TASK INSTRUCTIONS:
According to the interview excerpt, how is the REIT's portfolio divided today?
___ PASSAGE PROVIDED ___
Montesi: Absolutely. Tell us a little about your portfolio and what y’all are doing and what your strategy is right now.

Bernstein: Sure. So, for a variety of reasons, starting in the late 90s and then through to today, we have operated in the public market under what we refer to as a dual platform. And so, the two key areas of differentiation between the Acadia Realty Trust, the public REIT, and other open air shopping center REITs is, number one, we also operate a series of private institutional funds, and that really speaks to our history before we went public. And those are highly opportunistic, it really depends where we see opportunities at any given time. That meant at different points in the cycle, we were developing assets in the major cities. At other times, we were buying real estate from retailers. We were part of the group that bought Mervyn’s, part of the group that bought Albertsons supermarkets. And the last few years, we were buying out a few of our favoshopping centers. So that’s the fund business that continues to do well. It is contrarian and it gives us a wider scope of opportunities than if we were just a publicly traded REIT. The REIT is differentiated because over the last 20 years, we gravitated towards more higher barrier to entry, more street and urban assets, and thus, our portfolio today is about half open-air suburban shopping centers, and the other half is either street or urban assets. And those range from Target-anchored shopping centers in major cities to properties like M Street in Georgetown or Greene Street in Soho, Boston, Chicago, San Francisco, LA.
___ DATASET ___
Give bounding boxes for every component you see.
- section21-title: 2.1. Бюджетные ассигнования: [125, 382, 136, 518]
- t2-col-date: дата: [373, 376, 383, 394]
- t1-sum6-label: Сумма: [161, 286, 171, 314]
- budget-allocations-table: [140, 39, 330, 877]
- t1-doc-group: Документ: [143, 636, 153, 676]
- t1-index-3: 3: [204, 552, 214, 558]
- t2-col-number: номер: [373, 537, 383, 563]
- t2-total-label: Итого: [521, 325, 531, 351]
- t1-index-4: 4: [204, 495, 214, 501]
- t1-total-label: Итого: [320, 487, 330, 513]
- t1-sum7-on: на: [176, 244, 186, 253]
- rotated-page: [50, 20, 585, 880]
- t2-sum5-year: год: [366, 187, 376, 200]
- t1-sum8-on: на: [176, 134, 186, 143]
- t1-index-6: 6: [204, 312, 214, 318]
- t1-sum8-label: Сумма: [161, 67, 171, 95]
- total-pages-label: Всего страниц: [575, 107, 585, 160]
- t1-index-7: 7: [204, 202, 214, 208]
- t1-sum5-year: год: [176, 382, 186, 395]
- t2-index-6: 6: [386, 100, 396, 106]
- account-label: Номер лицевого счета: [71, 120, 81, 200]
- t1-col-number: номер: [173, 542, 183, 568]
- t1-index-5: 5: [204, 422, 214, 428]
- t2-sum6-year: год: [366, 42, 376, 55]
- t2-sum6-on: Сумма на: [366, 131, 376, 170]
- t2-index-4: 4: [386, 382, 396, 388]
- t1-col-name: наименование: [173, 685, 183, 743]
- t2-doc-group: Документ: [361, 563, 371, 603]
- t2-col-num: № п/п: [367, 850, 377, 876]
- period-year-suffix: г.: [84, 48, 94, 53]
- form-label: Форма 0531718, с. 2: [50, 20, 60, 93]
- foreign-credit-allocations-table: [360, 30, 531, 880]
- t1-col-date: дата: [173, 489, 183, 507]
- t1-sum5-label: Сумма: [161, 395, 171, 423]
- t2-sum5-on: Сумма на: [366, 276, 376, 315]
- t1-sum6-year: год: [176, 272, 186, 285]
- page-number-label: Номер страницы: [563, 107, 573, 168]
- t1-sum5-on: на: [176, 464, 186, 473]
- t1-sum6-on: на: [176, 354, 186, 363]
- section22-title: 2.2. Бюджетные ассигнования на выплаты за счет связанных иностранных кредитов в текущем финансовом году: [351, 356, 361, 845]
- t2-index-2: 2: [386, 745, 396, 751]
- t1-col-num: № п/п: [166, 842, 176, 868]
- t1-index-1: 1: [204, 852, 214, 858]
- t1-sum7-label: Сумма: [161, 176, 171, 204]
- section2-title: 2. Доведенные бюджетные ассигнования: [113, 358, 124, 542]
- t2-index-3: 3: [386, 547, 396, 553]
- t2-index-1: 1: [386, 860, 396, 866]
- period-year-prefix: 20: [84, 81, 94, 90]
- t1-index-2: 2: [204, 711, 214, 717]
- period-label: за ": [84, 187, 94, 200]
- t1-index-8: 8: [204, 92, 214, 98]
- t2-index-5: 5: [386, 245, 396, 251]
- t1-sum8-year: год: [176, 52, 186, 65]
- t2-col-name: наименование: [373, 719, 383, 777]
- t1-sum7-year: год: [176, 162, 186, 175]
___
RESPONSE TO THE EXERCISE:
About half is open-air suburban shopping centers, and the other half is street or urban assets.